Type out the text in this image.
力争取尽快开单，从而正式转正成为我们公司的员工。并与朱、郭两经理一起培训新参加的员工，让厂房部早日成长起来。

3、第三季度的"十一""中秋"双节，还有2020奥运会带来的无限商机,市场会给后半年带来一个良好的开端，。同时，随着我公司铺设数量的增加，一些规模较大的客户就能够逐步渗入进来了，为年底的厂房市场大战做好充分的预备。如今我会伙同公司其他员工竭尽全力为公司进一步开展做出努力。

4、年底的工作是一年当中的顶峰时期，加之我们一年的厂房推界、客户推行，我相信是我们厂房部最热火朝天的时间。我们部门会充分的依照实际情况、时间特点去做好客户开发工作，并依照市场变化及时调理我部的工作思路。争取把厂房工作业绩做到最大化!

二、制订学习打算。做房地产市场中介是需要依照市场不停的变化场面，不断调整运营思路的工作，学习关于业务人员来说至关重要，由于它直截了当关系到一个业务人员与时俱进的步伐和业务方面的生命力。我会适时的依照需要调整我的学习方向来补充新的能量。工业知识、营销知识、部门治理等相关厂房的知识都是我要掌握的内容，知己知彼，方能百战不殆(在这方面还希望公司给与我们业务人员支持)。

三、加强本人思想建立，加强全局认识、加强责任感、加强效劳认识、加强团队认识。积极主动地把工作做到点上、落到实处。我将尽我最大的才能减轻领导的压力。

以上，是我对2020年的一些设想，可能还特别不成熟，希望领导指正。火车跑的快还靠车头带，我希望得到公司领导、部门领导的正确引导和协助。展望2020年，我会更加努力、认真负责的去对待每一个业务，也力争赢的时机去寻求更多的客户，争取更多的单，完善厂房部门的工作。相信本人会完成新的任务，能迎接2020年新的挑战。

----

Please return the data above exactly as given.

Type out the text in this image.
力争取尽快开单，从而正式转正成为我们公司的员工。并与朱、郭两经理一起培训新参加的员工，让厂房部早日成长起来。

3、第三季度的"十一""中秋"双节，还有2020奥运会带来的无限商机,市场会给后半年带来一个良好的开端，。同时，随着我公司铺设数量的增加，一些规模较大的客户就能够逐步渗入进来了，为年底的厂房市场大战做好充分的预备。如今我会伙同公司其他员工竭尽全力为公司进一步开展做出努力。

4、年底的工作是一年当中的顶峰时期，加之我们一年的厂房推界、客户推行，我相信是我们厂房部最热火朝天的时间。我们部门会充分的依照实际情况、时间特点去做好客户开发工作，并依照市场变化及时调理我部的工作思路。争取把厂房工作业绩做到最大化!

二、制订学习打算。做房地产市场中介是需要依照市场不停的变化场面，不断调整运营思路的工作，学习关于业务人员来说至关重要，由于它直截了当关系到一个业务人员与时俱进的步伐和业务方面的生命力。我会适时的依照需要调整我的学习方向来补充新的能量。工业知识、营销知识、部门治理等相关厂房的知识都是我要掌握的内容，知己知彼，方能百战不殆(在这方面还希望公司给与我们业务人员支持)。

三、加强本人思想建立，加强全局认识、加强责任感、加强效劳认识、加强团队认识。积极主动地把工作做到点上、落到实处。我将尽我最大的才能减轻领导的压力。

以上，是我对2020年的一些设想，可能还特别不成熟，希望领导指正。火车跑的快还靠车头带，我希望得到公司领导、部门领导的正确引导和协助。展望2020年，我会更加努力、认真负责的去对待每一个业务，也力争赢的时机去寻求更多的客户，争取更多的单，完善厂房部门的工作。相信本人会完成新的任务，能迎接2020年新的挑战。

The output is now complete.